■ **AIM OF THE TASK**:
Wherever a line below holds the word "fait", copy that line.

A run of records
--- START ---

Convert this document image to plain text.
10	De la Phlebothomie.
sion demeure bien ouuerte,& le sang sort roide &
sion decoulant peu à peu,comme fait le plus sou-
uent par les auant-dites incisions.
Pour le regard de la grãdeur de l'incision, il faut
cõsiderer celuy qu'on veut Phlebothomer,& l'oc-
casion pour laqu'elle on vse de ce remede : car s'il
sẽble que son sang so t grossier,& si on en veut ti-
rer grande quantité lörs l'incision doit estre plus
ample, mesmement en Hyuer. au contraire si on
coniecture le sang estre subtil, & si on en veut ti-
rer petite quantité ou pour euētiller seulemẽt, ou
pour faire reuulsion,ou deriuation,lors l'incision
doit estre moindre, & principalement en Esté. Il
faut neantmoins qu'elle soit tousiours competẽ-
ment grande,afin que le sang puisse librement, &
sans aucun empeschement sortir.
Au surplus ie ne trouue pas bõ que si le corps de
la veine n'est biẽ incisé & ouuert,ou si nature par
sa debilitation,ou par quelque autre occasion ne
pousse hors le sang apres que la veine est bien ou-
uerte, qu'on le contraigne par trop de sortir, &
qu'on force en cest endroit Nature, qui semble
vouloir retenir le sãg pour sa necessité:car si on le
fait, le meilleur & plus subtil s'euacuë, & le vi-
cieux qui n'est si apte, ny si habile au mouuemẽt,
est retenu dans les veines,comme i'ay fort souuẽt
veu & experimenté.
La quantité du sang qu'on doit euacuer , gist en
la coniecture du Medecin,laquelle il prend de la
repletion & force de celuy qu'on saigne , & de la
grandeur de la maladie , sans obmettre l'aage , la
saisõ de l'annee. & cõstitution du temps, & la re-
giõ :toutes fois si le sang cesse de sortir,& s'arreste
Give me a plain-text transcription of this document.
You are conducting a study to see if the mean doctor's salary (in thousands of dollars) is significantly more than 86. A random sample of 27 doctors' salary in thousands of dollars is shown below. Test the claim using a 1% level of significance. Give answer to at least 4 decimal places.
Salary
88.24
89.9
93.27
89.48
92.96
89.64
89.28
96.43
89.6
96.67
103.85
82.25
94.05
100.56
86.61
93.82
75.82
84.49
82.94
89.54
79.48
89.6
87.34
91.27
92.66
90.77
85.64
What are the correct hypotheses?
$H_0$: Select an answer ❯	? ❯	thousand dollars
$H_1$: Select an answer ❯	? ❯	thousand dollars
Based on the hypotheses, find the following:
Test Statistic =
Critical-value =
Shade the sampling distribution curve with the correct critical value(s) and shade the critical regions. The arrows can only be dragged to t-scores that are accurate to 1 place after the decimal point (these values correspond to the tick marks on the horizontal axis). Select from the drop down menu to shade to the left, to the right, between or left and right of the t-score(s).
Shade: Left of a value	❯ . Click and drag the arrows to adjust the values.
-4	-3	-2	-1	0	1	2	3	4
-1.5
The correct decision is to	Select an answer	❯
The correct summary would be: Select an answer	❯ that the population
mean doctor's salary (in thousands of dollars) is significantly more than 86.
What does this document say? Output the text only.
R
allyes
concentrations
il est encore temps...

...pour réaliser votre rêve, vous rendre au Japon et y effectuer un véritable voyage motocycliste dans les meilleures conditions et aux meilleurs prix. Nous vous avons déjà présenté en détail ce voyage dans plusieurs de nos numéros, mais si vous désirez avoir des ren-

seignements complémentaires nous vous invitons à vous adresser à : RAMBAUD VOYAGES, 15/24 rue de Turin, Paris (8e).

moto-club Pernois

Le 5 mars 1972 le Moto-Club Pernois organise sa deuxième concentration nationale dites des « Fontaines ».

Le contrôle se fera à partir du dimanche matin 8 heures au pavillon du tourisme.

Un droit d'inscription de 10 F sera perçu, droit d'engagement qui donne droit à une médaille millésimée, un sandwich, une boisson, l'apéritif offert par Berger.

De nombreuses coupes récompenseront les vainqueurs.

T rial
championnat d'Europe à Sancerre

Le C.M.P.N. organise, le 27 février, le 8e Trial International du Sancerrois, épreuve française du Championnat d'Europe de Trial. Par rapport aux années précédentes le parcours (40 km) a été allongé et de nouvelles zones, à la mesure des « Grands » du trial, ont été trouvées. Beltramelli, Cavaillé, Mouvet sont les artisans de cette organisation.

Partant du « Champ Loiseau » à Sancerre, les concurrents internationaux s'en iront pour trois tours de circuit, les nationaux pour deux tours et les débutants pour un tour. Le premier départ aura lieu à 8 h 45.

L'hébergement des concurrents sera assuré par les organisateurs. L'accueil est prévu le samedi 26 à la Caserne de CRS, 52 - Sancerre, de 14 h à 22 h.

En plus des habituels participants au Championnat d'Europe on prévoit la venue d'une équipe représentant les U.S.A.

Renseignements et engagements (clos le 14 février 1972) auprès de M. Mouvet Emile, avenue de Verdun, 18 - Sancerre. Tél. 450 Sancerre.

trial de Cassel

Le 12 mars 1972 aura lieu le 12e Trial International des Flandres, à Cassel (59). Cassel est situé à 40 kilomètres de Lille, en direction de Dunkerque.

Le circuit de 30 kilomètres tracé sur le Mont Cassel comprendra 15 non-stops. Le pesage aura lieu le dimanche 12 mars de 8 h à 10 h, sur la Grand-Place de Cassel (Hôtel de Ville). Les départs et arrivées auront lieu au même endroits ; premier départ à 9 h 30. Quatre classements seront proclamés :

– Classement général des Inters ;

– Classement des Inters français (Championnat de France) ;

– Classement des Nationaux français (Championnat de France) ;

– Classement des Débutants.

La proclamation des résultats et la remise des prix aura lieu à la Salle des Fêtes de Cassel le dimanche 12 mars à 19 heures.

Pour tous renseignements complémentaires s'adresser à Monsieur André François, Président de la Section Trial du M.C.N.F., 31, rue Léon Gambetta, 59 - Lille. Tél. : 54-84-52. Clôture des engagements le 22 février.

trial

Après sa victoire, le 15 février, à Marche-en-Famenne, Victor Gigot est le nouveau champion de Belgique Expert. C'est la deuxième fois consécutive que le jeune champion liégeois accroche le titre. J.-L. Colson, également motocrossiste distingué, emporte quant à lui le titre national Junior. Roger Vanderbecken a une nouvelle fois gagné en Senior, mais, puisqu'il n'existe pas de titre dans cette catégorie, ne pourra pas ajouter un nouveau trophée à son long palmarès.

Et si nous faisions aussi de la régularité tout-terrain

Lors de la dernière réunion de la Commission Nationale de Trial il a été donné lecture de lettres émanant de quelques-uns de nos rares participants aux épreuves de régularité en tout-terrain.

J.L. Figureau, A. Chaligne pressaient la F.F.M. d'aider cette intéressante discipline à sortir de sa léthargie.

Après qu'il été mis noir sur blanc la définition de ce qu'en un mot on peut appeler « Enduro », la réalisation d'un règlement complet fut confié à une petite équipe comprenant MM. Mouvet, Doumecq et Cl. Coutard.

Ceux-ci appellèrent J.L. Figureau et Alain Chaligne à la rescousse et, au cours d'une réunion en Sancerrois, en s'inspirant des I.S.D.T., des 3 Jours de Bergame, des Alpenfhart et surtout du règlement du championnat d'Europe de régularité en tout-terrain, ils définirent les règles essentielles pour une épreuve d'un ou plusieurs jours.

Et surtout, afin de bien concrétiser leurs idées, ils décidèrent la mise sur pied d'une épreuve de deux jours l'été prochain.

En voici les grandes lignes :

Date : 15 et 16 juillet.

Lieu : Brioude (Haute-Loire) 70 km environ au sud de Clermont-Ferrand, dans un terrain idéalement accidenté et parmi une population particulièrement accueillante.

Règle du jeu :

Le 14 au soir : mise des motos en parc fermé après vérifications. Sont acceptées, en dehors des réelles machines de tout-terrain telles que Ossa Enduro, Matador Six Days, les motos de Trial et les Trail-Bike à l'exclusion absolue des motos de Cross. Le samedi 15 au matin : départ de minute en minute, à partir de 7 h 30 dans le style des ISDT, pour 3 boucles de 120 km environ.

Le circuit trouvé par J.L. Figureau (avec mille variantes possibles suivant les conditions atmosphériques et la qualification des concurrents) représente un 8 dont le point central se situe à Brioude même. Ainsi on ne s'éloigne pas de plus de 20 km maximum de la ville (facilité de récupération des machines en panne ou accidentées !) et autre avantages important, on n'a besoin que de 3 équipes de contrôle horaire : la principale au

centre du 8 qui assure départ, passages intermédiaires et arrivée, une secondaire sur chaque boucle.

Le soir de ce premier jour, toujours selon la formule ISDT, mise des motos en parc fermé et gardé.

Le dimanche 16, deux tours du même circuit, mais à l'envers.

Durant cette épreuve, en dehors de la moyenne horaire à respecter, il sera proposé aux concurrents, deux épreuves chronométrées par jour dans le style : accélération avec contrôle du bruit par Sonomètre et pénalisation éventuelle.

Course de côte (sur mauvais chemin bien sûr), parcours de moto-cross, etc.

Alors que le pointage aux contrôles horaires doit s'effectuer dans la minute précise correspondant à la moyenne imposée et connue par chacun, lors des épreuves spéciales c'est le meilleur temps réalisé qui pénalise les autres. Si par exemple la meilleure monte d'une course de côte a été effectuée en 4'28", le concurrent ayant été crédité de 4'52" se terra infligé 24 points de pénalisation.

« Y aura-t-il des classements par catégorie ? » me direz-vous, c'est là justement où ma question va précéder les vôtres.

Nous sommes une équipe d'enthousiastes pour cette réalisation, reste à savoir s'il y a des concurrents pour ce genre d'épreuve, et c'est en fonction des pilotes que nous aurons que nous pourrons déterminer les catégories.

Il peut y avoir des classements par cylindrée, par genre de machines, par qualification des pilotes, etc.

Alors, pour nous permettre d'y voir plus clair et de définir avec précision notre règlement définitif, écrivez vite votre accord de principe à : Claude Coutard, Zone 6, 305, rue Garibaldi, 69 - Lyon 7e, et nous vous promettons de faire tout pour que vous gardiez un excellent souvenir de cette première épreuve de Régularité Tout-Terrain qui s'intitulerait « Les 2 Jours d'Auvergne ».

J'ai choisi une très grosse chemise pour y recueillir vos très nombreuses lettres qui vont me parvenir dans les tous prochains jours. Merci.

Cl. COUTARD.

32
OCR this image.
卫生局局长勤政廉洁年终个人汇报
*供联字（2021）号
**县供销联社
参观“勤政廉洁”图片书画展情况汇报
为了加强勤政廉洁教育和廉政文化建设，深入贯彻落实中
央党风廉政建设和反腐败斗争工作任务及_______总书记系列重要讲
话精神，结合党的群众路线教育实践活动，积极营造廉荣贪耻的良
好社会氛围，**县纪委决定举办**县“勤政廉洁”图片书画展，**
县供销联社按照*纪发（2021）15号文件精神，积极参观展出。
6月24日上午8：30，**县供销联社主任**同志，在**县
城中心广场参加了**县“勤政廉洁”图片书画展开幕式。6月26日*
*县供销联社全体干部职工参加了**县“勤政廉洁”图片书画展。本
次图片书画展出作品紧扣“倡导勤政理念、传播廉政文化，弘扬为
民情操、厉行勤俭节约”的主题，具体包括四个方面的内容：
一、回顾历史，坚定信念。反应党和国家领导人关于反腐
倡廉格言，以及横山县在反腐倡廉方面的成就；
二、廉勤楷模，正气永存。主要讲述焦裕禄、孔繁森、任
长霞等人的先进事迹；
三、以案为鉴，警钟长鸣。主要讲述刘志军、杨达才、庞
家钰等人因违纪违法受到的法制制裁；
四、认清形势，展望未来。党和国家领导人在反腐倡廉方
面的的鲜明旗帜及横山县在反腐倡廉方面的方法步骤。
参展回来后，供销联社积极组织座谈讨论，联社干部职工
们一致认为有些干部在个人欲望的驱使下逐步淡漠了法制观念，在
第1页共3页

--- END ---

■ **FULL RESPONSE**:
sion decoulant peu à peu,comme fait le plus sou-
fait, le meilleur & plus subtil s'euacuë, & le vi-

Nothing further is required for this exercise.